Data extracted from a collection
+++++

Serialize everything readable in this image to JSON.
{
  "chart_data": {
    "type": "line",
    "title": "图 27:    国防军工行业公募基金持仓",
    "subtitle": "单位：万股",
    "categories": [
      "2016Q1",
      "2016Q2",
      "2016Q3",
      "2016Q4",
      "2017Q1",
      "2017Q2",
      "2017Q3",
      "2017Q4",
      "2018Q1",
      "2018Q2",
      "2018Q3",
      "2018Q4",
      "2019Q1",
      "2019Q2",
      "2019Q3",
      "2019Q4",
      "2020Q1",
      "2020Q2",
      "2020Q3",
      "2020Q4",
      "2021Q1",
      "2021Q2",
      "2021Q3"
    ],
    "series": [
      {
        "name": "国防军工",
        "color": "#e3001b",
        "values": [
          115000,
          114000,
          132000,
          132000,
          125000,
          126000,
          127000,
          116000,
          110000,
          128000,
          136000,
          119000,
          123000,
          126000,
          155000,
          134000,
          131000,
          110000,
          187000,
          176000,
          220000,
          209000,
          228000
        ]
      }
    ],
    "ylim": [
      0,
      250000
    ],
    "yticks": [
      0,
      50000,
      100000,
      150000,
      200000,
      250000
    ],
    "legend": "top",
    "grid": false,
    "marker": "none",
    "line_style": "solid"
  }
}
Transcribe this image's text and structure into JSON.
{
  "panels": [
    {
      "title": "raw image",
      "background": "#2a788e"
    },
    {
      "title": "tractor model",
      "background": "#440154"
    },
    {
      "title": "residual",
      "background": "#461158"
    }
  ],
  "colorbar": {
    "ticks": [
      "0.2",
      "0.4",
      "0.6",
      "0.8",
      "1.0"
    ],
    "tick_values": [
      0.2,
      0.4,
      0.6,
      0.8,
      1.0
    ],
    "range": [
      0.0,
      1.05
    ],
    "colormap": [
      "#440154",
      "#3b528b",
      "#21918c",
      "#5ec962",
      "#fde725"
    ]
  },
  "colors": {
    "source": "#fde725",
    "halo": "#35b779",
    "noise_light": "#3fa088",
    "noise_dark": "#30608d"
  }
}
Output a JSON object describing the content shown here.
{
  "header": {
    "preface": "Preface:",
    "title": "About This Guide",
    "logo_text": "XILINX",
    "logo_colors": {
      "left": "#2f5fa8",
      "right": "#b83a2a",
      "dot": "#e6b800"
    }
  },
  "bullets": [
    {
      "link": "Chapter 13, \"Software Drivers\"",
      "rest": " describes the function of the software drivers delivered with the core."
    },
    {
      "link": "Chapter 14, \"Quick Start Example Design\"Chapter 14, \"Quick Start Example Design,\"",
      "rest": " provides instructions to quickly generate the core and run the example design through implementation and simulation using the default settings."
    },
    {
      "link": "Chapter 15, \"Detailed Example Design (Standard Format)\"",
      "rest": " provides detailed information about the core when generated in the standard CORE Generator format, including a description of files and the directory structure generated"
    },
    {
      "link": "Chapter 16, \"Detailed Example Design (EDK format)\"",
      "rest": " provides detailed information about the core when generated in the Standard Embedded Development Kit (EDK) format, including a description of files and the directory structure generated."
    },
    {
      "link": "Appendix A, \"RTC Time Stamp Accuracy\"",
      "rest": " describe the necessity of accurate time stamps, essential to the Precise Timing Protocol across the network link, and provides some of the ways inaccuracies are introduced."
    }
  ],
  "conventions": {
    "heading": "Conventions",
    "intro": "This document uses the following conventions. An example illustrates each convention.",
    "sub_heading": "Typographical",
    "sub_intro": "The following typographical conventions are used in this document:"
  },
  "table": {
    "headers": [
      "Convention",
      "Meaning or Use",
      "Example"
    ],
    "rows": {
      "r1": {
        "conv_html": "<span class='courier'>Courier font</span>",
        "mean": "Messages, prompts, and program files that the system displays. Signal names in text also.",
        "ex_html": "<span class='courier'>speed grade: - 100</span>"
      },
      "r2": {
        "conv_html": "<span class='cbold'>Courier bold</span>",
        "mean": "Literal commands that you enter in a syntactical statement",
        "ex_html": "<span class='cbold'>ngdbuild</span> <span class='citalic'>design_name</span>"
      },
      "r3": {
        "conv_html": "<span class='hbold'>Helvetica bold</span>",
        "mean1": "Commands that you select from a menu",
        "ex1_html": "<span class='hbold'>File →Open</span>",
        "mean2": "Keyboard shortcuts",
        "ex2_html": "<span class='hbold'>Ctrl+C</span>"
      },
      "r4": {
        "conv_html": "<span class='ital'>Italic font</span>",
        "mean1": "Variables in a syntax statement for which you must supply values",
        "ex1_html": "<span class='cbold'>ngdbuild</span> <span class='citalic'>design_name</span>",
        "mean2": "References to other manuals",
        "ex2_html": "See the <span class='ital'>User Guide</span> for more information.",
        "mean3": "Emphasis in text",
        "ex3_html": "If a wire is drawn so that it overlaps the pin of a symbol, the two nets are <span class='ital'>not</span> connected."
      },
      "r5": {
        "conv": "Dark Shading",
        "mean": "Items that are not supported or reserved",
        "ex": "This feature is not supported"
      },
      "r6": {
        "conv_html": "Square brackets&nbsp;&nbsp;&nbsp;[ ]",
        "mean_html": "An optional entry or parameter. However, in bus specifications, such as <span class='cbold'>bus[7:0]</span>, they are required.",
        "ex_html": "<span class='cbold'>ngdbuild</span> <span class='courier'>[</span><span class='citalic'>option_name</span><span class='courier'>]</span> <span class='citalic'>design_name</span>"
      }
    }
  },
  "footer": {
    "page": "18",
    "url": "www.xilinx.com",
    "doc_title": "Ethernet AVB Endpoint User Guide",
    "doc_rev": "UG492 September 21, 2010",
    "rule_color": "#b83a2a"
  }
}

+++++

WHAT YOU WILL DO
Only lines with "files" are wanted here; list each of them.

SOLUTION FOR THIS EXERCISE
      "rest": " provides detailed information about the core when generated in the standard CORE Generator format, including a description of files and the directory structure generated"
      "rest": " provides detailed information about the core when generated in the Standard Embedded Development Kit (EDK) format, including a description of files and the directory structure generated."
        "mean": "Messages, prompts, and program files that the system displays. Signal names in text also.",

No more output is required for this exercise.